Stored data
______
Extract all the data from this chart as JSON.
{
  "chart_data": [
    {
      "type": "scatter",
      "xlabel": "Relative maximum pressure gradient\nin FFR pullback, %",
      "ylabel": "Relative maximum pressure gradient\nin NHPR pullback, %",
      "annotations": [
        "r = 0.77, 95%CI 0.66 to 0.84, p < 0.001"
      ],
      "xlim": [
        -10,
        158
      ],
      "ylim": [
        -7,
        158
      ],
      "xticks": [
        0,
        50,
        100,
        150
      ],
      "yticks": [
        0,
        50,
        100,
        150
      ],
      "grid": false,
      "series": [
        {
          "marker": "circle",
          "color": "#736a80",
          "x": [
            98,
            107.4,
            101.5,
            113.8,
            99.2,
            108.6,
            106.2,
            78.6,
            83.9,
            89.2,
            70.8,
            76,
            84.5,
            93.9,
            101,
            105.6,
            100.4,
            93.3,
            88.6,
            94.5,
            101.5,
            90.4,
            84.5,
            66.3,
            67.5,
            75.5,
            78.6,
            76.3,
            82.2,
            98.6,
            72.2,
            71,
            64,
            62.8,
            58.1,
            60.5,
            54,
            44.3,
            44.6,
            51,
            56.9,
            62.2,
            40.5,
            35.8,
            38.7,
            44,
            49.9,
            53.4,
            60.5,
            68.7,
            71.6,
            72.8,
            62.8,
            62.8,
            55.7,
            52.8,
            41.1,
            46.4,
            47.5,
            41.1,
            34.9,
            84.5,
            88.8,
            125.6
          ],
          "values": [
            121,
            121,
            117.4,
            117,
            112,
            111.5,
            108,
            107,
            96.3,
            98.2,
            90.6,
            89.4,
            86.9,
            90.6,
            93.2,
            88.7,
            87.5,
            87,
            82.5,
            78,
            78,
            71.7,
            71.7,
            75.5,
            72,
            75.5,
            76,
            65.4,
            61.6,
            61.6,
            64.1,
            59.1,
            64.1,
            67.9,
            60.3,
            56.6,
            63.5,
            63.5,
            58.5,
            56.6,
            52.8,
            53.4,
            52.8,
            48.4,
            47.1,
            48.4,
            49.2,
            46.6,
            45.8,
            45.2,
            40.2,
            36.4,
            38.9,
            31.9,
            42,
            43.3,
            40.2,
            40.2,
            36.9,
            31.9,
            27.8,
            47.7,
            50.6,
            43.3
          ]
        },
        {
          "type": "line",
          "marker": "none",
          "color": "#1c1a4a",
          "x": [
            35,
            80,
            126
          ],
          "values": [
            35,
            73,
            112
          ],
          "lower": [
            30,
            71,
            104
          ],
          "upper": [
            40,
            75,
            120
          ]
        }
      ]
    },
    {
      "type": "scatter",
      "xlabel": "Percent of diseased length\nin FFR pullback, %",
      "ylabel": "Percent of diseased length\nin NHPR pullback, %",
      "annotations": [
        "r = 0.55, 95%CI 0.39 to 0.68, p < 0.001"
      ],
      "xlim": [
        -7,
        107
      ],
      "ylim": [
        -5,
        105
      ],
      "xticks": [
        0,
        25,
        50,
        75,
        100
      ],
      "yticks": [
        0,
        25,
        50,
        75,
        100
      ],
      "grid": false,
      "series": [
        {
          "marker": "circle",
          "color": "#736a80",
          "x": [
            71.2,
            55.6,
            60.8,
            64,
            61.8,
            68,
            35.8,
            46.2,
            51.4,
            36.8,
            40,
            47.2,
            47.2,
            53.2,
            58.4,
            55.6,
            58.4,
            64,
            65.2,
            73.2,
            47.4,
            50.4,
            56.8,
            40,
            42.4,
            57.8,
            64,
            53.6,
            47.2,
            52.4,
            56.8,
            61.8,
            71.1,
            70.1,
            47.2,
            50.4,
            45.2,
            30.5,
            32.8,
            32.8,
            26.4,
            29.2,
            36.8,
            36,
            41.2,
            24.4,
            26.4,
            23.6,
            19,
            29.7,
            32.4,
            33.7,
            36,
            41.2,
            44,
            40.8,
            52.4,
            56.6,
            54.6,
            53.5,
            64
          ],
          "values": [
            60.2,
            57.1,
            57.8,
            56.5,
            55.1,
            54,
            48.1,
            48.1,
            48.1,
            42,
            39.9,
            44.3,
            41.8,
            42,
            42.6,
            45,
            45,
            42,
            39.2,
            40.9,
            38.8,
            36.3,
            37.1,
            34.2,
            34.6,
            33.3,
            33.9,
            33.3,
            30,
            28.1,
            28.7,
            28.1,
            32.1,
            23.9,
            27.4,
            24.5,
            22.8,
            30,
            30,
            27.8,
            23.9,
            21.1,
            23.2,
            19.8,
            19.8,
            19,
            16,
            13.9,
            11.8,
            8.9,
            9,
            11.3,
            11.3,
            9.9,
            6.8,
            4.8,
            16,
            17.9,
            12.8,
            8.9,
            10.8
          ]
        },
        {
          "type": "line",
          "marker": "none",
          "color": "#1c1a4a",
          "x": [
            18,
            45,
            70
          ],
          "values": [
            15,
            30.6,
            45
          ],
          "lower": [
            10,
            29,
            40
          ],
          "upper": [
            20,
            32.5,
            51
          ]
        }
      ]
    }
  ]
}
______
(What you will do): Go through the records above and copy every line with the word "gradient".

(Written answer):
      "xlabel": "Relative maximum pressure gradient\nin FFR pullback, %",
      "ylabel": "Relative maximum pressure gradient\nin NHPR pullback, %",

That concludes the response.